[ENUNCIADO]
Por favor, edita las líneas que van desde la primera hasta la que contiene "y-tick-label: 160 <box>42 350 66 365</box>", ambas incluidas, y cambia "shaded-region" por "highlighted-region" sin alterar nada más. Devuelve únicamente esas líneas.

[LÍNEAS PROPORCIONADAS]
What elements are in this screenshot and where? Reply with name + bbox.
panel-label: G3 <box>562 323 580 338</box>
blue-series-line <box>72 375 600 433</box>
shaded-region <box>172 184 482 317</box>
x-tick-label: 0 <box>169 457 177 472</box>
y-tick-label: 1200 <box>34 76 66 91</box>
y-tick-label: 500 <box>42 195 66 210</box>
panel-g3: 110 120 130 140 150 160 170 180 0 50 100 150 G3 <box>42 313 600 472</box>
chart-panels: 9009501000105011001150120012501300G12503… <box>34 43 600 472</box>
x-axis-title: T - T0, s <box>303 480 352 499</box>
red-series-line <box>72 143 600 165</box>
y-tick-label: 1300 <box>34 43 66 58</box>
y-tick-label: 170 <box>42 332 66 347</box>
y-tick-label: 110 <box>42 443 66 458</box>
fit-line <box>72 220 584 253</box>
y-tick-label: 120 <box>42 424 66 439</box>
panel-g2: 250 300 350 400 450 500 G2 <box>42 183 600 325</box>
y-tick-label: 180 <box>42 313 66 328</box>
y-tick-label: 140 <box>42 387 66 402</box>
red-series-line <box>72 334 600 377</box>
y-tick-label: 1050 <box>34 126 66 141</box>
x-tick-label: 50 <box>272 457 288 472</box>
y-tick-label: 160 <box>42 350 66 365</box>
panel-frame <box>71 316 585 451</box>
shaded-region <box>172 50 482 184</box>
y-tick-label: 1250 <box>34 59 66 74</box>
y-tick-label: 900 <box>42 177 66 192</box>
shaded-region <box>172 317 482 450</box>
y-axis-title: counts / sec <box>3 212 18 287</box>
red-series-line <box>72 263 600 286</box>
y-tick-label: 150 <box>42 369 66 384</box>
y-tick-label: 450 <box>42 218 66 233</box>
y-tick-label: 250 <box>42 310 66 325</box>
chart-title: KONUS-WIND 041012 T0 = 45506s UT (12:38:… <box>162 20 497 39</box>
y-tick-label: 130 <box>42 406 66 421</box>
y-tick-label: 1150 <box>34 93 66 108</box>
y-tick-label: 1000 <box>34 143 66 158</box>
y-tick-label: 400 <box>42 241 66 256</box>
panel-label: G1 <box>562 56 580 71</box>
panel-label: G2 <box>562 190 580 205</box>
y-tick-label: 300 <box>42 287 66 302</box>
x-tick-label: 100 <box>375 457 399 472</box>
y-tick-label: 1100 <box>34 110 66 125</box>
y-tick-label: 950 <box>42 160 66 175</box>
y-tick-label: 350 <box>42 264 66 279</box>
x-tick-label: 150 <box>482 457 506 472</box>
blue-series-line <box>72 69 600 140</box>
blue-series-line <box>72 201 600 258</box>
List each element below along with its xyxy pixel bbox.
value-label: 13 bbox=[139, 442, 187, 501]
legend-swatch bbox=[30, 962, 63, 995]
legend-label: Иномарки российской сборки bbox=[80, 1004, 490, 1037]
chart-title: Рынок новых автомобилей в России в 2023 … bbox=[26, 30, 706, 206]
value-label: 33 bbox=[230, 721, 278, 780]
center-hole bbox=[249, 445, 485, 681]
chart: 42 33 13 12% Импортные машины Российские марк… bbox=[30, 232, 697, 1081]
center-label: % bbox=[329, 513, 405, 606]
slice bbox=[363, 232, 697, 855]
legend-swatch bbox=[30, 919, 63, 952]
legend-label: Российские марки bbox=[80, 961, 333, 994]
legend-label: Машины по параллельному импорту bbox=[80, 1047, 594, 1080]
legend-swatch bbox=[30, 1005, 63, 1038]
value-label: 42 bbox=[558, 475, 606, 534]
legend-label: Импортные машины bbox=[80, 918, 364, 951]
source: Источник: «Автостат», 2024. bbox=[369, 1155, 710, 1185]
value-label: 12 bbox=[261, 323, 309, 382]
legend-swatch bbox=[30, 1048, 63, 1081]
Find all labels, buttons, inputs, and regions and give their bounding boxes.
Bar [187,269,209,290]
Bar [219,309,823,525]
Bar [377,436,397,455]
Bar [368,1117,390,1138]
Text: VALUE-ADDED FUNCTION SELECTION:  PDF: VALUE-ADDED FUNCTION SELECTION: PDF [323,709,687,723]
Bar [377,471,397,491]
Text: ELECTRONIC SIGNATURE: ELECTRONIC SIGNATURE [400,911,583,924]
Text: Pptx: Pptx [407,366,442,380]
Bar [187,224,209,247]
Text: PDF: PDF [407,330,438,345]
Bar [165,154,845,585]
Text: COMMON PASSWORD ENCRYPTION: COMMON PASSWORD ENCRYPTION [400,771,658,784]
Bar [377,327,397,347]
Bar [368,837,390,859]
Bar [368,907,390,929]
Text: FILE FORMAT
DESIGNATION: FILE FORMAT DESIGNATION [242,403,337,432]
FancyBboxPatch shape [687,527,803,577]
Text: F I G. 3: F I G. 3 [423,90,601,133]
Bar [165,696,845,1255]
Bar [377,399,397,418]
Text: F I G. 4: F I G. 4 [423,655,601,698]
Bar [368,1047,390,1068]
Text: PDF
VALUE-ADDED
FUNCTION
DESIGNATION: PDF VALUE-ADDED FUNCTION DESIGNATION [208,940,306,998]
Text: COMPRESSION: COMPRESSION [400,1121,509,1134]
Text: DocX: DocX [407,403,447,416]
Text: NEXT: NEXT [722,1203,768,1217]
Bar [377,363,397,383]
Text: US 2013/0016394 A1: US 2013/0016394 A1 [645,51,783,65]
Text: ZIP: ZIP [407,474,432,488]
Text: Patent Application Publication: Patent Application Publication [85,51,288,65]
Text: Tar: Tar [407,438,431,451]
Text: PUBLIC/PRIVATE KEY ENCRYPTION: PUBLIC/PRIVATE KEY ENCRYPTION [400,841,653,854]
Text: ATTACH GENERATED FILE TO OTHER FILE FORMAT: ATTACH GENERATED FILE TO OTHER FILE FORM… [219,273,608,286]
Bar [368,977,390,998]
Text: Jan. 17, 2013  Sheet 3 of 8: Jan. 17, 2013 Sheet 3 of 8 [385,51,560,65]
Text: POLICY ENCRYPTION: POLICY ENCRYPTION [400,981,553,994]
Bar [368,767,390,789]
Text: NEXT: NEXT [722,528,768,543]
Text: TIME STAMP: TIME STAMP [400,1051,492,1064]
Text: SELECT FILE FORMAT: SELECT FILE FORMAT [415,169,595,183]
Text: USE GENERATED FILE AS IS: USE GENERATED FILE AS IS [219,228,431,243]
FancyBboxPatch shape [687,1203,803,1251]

[RESPUESTA ESCRITA]
What elements are in this screenshot and where? Reply with name + bbox.
panel-label: G3 <box>562 323 580 338</box>
blue-series-line <box>72 375 600 433</box>
highlighted-region <box>172 184 482 317</box>
x-tick-label: 0 <box>169 457 177 472</box>
y-tick-label: 1200 <box>34 76 66 91</box>
y-tick-label: 500 <box>42 195 66 210</box>
panel-g3: 110 120 130 140 150 160 170 180 0 50 100 150 G3 <box>42 313 600 472</box>
chart-panels: 9009501000105011001150120012501300G12503… <box>34 43 600 472</box>
x-axis-title: T - T0, s <box>303 480 352 499</box>
red-series-line <box>72 143 600 165</box>
y-tick-label: 1300 <box>34 43 66 58</box>
y-tick-label: 170 <box>42 332 66 347</box>
y-tick-label: 110 <box>42 443 66 458</box>
fit-line <box>72 220 584 253</box>
y-tick-label: 120 <box>42 424 66 439</box>
panel-g2: 250 300 350 400 450 500 G2 <box>42 183 600 325</box>
y-tick-label: 180 <box>42 313 66 328</box>
y-tick-label: 140 <box>42 387 66 402</box>
red-series-line <box>72 334 600 377</box>
y-tick-label: 1050 <box>34 126 66 141</box>
x-tick-label: 50 <box>272 457 288 472</box>
y-tick-label: 160 <box>42 350 66 365</box>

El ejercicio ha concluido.